Work to be completed: Repeat everything in the material exactly.

━━ Material for this task

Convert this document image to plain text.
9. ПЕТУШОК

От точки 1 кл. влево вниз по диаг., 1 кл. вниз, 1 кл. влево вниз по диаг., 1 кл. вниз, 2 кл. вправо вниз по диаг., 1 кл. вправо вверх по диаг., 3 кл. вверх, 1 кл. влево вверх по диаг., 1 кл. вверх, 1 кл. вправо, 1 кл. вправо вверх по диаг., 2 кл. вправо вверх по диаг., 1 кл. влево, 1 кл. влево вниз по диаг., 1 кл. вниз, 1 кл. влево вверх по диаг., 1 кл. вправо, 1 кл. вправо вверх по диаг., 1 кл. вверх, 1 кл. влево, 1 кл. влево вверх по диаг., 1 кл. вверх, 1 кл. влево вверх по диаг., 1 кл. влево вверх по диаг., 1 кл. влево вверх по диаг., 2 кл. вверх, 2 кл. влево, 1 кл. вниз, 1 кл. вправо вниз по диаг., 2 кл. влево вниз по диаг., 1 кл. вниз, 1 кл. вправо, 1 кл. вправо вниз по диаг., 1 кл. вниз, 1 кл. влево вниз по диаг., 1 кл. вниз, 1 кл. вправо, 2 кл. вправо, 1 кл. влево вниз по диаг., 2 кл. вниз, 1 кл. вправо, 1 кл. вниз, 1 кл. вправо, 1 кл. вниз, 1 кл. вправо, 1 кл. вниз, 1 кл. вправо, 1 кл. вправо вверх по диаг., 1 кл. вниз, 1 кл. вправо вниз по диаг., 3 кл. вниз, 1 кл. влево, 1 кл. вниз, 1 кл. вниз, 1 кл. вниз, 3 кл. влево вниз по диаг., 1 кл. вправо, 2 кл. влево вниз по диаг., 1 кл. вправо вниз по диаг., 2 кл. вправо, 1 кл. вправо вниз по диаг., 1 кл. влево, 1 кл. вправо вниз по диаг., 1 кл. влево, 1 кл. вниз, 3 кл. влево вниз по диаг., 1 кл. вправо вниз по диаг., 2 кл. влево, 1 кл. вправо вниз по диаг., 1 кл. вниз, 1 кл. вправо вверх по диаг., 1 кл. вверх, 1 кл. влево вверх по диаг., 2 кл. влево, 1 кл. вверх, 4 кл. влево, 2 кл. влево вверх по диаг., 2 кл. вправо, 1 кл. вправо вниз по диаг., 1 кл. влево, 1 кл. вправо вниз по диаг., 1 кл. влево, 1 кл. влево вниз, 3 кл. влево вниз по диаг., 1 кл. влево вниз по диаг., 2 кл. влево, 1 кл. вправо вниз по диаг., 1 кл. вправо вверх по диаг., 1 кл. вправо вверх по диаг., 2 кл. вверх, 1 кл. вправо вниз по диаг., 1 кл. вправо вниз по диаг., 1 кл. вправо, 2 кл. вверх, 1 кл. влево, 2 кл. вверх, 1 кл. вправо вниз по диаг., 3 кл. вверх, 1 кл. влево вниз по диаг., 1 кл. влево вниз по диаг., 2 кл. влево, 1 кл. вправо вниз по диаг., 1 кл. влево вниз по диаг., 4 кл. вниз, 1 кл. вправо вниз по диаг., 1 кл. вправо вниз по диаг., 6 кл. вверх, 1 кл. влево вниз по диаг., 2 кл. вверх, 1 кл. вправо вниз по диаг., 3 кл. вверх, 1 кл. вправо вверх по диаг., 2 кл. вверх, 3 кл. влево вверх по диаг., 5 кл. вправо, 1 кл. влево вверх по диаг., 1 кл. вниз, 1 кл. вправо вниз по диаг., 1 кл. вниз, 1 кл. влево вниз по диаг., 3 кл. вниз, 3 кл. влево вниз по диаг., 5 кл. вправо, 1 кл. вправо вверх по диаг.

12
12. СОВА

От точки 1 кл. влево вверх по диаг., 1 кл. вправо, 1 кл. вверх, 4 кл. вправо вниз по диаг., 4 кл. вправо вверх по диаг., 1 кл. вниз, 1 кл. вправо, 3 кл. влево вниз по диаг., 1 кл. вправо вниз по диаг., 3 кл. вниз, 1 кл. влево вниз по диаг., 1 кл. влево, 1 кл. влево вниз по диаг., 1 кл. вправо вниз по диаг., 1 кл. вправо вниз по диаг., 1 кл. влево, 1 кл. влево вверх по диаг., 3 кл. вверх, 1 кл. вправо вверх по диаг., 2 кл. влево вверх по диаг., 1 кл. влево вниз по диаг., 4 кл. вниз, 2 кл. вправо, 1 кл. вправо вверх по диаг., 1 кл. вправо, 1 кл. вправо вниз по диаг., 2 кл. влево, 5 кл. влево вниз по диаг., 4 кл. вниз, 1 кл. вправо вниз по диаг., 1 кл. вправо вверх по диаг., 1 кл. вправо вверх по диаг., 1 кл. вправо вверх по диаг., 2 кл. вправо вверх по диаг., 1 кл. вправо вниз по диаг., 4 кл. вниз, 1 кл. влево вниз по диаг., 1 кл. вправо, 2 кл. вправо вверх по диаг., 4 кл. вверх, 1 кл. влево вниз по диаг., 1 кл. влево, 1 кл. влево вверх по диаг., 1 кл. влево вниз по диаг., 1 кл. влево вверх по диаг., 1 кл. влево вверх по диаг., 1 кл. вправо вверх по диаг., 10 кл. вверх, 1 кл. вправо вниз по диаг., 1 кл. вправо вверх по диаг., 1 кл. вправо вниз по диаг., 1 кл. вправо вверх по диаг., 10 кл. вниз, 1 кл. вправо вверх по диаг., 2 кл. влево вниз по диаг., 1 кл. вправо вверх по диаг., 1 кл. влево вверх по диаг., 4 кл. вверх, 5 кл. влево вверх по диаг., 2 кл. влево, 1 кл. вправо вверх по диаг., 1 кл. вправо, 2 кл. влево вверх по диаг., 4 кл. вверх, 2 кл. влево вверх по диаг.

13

━━━━

Reply:
Convert this document image to plain text.
9. ПЕТУШОК

От точки 1 кл. влево вниз по диаг., 1 кл. вниз, 1 кл. влево вниз по диаг., 1 кл. вниз, 2 кл. вправо вниз по диаг., 1 кл. вправо вверх по диаг., 3 кл. вверх, 1 кл. влево вверх по диаг., 1 кл. вверх, 1 кл. вправо, 1 кл. вправо вверх по диаг., 2 кл. вправо вверх по диаг., 1 кл. влево, 1 кл. влево вниз по диаг., 1 кл. вниз, 1 кл. влево вверх по диаг., 1 кл. вправо, 1 кл. вправо вверх по диаг., 1 кл. вверх, 1 кл. влево, 1 кл. влево вверх по диаг., 1 кл. вверх, 1 кл. влево вверх по диаг., 1 кл. влево вверх по диаг., 1 кл. влево вверх по диаг., 2 кл. вверх, 2 кл. влево, 1 кл. вниз, 1 кл. вправо вниз по диаг., 2 кл. влево вниз по диаг., 1 кл. вниз, 1 кл. вправо, 1 кл. вправо вниз по диаг., 1 кл. вниз, 1 кл. влево вниз по диаг., 1 кл. вниз, 1 кл. вправо, 2 кл. вправо, 1 кл. влево вниз по диаг., 2 кл. вниз, 1 кл. вправо, 1 кл. вниз, 1 кл. вправо, 1 кл. вниз, 1 кл. вправо, 1 кл. вниз, 1 кл. вправо, 1 кл. вправо вверх по диаг., 1 кл. вниз, 1 кл. вправо вниз по диаг., 3 кл. вниз, 1 кл. влево, 1 кл. вниз, 1 кл. вниз, 1 кл. вниз, 3 кл. влево вниз по диаг., 1 кл. вправо, 2 кл. влево вниз по диаг., 1 кл. вправо вниз по диаг., 2 кл. вправо, 1 кл. вправо вниз по диаг., 1 кл. влево, 1 кл. вправо вниз по диаг., 1 кл. влево, 1 кл. вниз, 3 кл. влево вниз по диаг., 1 кл. вправо вниз по диаг., 2 кл. влево, 1 кл. вправо вниз по диаг., 1 кл. вниз, 1 кл. вправо вверх по диаг., 1 кл. вверх, 1 кл. влево вверх по диаг., 2 кл. влево, 1 кл. вверх, 4 кл. влево, 2 кл. влево вверх по диаг., 2 кл. вправо, 1 кл. вправо вниз по диаг., 1 кл. влево, 1 кл. вправо вниз по диаг., 1 кл. влево, 1 кл. влево вниз, 3 кл. влево вниз по диаг., 1 кл. влево вниз по диаг., 2 кл. влево, 1 кл. вправо вниз по диаг., 1 кл. вправо вверх по диаг., 1 кл. вправо вверх по диаг., 2 кл. вверх, 1 кл. вправо вниз по диаг., 1 кл. вправо вниз по диаг., 1 кл. вправо, 2 кл. вверх, 1 кл. влево, 2 кл. вверх, 1 кл. вправо вниз по диаг., 3 кл. вверх, 1 кл. влево вниз по диаг., 1 кл. влево вниз по диаг., 2 кл. влево, 1 кл. вправо вниз по диаг., 1 кл. влево вниз по диаг., 4 кл. вниз, 1 кл. вправо вниз по диаг., 1 кл. вправо вниз по диаг., 6 кл. вверх, 1 кл. влево вниз по диаг., 2 кл. вверх, 1 кл. вправо вниз по диаг., 3 кл. вверх, 1 кл. вправо вверх по диаг., 2 кл. вверх, 3 кл. влево вверх по диаг., 5 кл. вправо, 1 кл. влево вверх по диаг., 1 кл. вниз, 1 кл. вправо вниз по диаг., 1 кл. вниз, 1 кл. влево вниз по диаг., 3 кл. вниз, 3 кл. влево вниз по диаг., 5 кл. вправо, 1 кл. вправо вверх по диаг.

12
12. СОВА

От точки 1 кл. влево вверх по диаг., 1 кл. вправо, 1 кл. вверх, 4 кл. вправо вниз по диаг., 4 кл. вправо вверх по диаг., 1 кл. вниз, 1 кл. вправо, 3 кл. влево вниз по диаг., 1 кл. вправо вниз по диаг., 3 кл. вниз, 1 кл. влево вниз по диаг., 1 кл. влево, 1 кл. влево вниз по диаг., 1 кл. вправо вниз по диаг., 1 кл. вправо вниз по диаг., 1 кл. влево, 1 кл. влево вверх по диаг., 3 кл. вверх, 1 кл. вправо вверх по диаг., 2 кл. влево вверх по диаг., 1 кл. влево вниз по диаг., 4 кл. вниз, 2 кл. вправо, 1 кл. вправо вверх по диаг., 1 кл. вправо, 1 кл. вправо вниз по диаг., 2 кл. влево, 5 кл. влево вниз по диаг., 4 кл. вниз, 1 кл. вправо вниз по диаг., 1 кл. вправо вверх по диаг., 1 кл. вправо вверх по диаг., 1 кл. вправо вверх по диаг., 2 кл. вправо вверх по диаг., 1 кл. вправо вниз по диаг., 4 кл. вниз, 1 кл. влево вниз по диаг., 1 кл. вправо, 2 кл. вправо вверх по диаг., 4 кл. вверх, 1 кл. влево вниз по диаг., 1 кл. влево, 1 кл. влево вверх по диаг., 1 кл. влево вниз по диаг., 1 кл. влево вверх по диаг., 1 кл. влево вверх по диаг., 1 кл. вправо вверх по диаг., 10 кл. вверх, 1 кл. вправо вниз по диаг., 1 кл. вправо вверх по диаг., 1 кл. вправо вниз по диаг., 1 кл. вправо вверх по диаг., 10 кл. вниз, 1 кл. вправо вверх по диаг., 2 кл. влево вниз по диаг., 1 кл. вправо вверх по диаг., 1 кл. влево вверх по диаг., 4 кл. вверх, 5 кл. влево вверх по диаг., 2 кл. влево, 1 кл. вправо вверх по диаг., 1 кл. вправо, 2 кл. влево вверх по диаг., 4 кл. вверх, 2 кл. влево вверх по диаг.

13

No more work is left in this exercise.